Exercise description: Using the records below, please work out how many lines contain "text"; answer with the number alone.
>> begin Material for this exercise
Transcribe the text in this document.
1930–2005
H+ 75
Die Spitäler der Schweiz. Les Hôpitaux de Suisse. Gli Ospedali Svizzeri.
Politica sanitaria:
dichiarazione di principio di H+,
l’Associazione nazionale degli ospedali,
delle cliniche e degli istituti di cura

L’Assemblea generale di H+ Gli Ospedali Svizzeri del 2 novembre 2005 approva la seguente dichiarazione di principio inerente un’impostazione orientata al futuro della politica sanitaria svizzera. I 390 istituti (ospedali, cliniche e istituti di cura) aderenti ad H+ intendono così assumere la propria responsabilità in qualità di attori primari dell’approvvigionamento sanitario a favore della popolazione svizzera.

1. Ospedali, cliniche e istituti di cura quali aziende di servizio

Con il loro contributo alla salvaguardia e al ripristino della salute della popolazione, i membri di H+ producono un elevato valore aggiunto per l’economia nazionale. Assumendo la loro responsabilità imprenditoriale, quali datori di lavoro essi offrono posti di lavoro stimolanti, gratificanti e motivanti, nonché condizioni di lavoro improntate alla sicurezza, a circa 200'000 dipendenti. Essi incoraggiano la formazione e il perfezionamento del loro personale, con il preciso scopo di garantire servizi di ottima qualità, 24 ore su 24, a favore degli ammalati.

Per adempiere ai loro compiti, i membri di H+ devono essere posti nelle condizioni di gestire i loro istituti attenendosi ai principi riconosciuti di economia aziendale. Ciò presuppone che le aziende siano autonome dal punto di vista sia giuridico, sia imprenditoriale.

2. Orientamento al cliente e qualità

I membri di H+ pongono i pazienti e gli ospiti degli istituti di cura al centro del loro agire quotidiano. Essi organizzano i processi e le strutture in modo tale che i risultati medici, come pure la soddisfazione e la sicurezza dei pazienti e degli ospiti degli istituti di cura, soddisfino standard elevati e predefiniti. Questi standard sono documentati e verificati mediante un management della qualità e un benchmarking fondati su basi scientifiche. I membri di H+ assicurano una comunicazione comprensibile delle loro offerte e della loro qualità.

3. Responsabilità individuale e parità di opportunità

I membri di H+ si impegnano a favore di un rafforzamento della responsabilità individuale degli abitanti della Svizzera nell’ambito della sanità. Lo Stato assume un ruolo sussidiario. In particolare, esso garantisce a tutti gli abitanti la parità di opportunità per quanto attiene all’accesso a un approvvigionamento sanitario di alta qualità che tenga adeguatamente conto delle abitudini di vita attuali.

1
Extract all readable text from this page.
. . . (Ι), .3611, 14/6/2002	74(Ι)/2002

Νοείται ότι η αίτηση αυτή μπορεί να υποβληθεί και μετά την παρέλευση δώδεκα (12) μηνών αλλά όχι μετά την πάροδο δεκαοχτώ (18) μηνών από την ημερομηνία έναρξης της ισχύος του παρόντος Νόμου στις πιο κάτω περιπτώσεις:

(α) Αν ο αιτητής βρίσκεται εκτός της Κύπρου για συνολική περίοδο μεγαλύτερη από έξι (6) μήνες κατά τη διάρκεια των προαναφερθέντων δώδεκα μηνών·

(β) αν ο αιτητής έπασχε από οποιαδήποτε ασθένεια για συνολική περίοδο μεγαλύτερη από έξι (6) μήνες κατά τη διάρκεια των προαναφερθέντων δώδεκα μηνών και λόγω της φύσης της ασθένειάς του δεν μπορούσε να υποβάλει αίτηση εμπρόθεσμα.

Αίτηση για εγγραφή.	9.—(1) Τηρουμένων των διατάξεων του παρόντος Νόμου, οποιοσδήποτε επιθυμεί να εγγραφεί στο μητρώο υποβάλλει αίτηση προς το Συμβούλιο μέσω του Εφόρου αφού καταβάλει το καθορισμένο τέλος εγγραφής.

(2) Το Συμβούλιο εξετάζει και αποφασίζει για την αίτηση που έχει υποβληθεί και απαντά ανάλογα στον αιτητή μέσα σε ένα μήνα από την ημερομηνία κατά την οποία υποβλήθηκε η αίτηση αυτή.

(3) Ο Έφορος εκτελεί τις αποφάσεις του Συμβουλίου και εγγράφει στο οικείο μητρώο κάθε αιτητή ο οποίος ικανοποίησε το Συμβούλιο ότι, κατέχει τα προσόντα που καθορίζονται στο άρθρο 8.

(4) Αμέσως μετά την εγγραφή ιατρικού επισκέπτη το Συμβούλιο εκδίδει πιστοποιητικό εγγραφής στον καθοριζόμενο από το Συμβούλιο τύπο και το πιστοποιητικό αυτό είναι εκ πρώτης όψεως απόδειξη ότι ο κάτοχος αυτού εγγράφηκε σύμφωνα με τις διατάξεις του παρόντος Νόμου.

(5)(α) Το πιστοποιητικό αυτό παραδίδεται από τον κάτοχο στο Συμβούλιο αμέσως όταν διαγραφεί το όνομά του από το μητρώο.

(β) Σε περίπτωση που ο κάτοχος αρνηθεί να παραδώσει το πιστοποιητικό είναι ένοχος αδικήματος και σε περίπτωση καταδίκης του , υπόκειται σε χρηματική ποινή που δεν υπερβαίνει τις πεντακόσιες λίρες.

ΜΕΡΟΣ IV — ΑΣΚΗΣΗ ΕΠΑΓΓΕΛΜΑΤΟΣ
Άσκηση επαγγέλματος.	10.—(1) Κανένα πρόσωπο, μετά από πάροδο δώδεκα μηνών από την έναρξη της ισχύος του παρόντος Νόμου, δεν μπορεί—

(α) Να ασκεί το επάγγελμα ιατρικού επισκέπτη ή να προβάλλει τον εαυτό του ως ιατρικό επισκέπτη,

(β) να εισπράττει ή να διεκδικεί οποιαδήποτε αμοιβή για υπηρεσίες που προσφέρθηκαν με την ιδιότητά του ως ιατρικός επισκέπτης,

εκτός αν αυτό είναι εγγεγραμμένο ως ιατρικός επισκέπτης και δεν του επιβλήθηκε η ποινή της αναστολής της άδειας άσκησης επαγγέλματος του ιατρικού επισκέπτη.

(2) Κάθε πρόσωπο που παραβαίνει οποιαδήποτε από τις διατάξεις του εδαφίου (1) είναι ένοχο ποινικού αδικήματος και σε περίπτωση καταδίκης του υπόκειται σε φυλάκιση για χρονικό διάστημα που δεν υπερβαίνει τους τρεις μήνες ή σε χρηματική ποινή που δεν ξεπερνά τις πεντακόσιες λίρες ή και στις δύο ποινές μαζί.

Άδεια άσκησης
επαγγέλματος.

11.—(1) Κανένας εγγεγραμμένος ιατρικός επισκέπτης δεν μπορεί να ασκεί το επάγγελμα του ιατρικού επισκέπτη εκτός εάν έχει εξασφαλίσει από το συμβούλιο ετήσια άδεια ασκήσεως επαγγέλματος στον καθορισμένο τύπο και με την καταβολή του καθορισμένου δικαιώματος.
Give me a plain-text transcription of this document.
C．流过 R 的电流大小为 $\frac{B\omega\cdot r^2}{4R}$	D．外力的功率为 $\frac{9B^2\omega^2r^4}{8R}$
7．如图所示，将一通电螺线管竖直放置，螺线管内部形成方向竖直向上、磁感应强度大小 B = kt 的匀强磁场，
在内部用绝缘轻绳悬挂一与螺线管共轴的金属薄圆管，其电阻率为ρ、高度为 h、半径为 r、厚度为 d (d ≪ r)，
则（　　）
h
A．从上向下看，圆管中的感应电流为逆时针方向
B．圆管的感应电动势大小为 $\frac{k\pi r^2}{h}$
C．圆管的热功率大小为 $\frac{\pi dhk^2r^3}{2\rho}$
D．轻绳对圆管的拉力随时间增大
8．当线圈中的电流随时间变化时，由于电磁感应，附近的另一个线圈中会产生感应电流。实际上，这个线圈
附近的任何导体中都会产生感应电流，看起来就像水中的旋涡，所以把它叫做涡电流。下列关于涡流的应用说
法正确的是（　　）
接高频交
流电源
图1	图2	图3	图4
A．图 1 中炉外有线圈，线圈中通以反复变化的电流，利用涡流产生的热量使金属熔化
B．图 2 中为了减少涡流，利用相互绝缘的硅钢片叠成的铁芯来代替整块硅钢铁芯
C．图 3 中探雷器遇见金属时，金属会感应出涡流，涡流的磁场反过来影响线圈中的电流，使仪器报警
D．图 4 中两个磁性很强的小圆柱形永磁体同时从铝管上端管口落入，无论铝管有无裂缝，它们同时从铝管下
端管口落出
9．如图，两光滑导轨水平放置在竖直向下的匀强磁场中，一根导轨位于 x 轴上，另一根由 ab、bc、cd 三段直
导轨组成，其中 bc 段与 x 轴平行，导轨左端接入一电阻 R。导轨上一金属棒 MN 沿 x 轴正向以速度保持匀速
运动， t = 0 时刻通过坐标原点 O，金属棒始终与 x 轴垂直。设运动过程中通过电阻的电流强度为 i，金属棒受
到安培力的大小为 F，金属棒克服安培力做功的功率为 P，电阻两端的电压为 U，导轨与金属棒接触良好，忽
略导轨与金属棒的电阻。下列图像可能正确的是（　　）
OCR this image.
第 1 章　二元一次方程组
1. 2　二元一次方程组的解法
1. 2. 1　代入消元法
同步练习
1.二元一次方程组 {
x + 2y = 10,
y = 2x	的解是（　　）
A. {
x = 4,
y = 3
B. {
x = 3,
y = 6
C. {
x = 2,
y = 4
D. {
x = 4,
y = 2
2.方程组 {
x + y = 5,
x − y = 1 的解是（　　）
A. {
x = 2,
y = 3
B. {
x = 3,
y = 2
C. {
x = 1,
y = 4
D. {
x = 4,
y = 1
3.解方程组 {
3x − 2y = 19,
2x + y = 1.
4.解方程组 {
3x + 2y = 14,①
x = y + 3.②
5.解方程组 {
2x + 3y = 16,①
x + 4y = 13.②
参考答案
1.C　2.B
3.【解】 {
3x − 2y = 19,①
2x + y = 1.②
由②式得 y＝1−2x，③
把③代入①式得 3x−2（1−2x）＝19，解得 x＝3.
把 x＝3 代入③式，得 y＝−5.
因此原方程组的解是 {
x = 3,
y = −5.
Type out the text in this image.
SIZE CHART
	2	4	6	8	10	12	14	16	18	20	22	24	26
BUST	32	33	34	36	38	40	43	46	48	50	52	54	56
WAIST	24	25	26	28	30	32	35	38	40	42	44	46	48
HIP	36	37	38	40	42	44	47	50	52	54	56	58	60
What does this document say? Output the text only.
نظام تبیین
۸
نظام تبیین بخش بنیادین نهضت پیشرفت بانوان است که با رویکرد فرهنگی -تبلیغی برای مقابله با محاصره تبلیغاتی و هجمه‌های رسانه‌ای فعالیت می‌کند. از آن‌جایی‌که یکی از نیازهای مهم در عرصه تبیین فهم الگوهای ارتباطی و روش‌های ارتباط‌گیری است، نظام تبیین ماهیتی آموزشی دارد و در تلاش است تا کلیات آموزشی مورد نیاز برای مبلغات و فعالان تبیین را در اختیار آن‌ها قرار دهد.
>> end Material for this exercise
Full answer: 5